══ Source text

In the Studio with Ugo Sébastião

Words by

Maddalena Bonato

In the Studio with Ugo Sébastião

You are French and currently based in Lyon. Could you explain your education and artistic journey so far?

I was interested in studying art from a very early stage, starting with design, then quickly moving on to fine art and painting especially. I began my studies in Alsace, where I was influenced by the artistic activity of the Basel region, characterized a relationship between concrete painting and geometric abstraction with its rigorous execution. I then completed my studies in Lyon, where I currently live.

What is your studio like? What sensations do you feel as soon as you enter the space?

I've had the opportunity to have several studios in completely different places: at school, in a disused factory, in an old building... The apartment where I currently live in is very spacious, soI've been able to set up my new studio there, with a door separating my bedroom from my workspace. It's very unusual for me to have this porosity between a place to live and a place to work, where the boundaries are blurred. Nonetheless, the space is quite exceptional, in an old bourgeois apartment, it's very pleasant and I have very good exposure to light at the start of the day. I keep my studio very tidy, as I like to work in a space where only the pieces I'm on and the tools I'm using are visually present. I need to leave as much empty space as possible. Occasionally, I take out all the pieces and research elements to manipulate them, move them around, take stock and step back from recent works. So far my workshops have always influenced my practice, as the space induces gestures and directs my view towards different aspects in different places. As this studio is quite new, I don't have much experience of the impact it may have on my practice. But to give you an example, when my studio was located in a disused factory, the materials I used were closely linked to that environment: they were more industrial. I also worked on very messy experiments and on much larger scales, which is now more complex to achieve in a studio shared with one's living space.

How do you work on a daily basis? What is your routine as an artist and how does your creative process normally work?

════

Work to complete: Please reproduce the studio interview above word for word, in full.

══ Provided data

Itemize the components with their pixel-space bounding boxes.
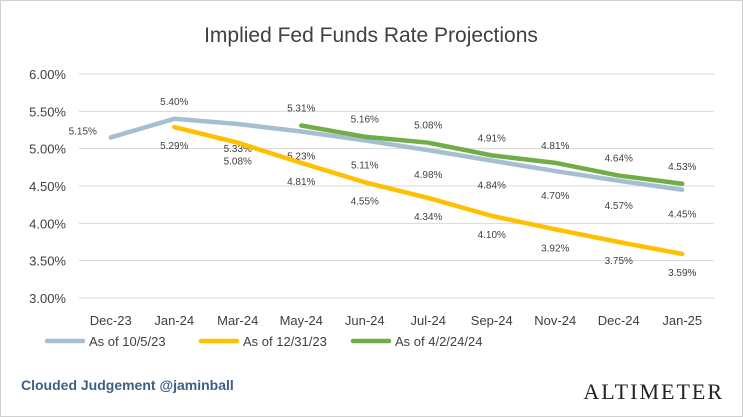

════
══ Provided data

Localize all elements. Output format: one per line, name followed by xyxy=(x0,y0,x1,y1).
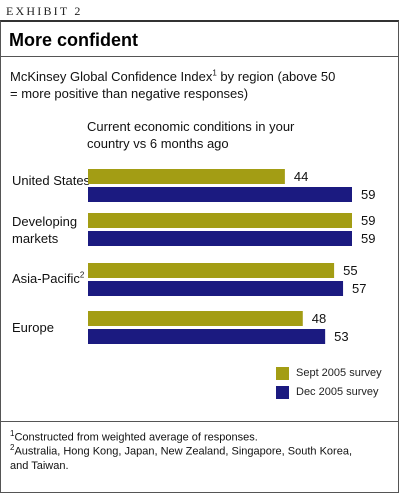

════

Solution to this exercise:
In the Studio with Ugo Sébastião

Words by

Maddalena Bonato

In the Studio with Ugo Sébastião

You are French and currently based in Lyon. Could you explain your education and artistic journey so far?

I was interested in studying art from a very early stage, starting with design, then quickly moving on to fine art and painting especially. I began my studies in Alsace, where I was influenced by the artistic activity of the Basel region, characterized a relationship between concrete painting and geometric abstraction with its rigorous execution. I then completed my studies in Lyon, where I currently live.

What is your studio like? What sensations do you feel as soon as you enter the space?

I've had the opportunity to have several studios in completely different places: at school, in a disused factory, in an old building... The apartment where I currently live in is very spacious, soI've been able to set up my new studio there, with a door separating my bedroom from my workspace. It's very unusual for me to have this porosity between a place to live and a place to work, where the boundaries are blurred. Nonetheless, the space is quite exceptional, in an old bourgeois apartment, it's very pleasant and I have very good exposure to light at the start of the day. I keep my studio very tidy, as I like to work in a space where only the pieces I'm on and the tools I'm using are visually present. I need to leave as much empty space as possible. Occasionally, I take out all the pieces and research elements to manipulate them, move them around, take stock and step back from recent works. So far my workshops have always influenced my practice, as the space induces gestures and directs my view towards different aspects in different places. As this studio is quite new, I don't have much experience of the impact it may have on my practice. But to give you an example, when my studio was located in a disused factory, the materials I used were closely linked to that environment: they were more industrial. I also worked on very messy experiments and on much larger scales, which is now more complex to achieve in a studio shared with one's living space.

How do you work on a daily basis? What is your routine as an artist and how does your creative process normally work?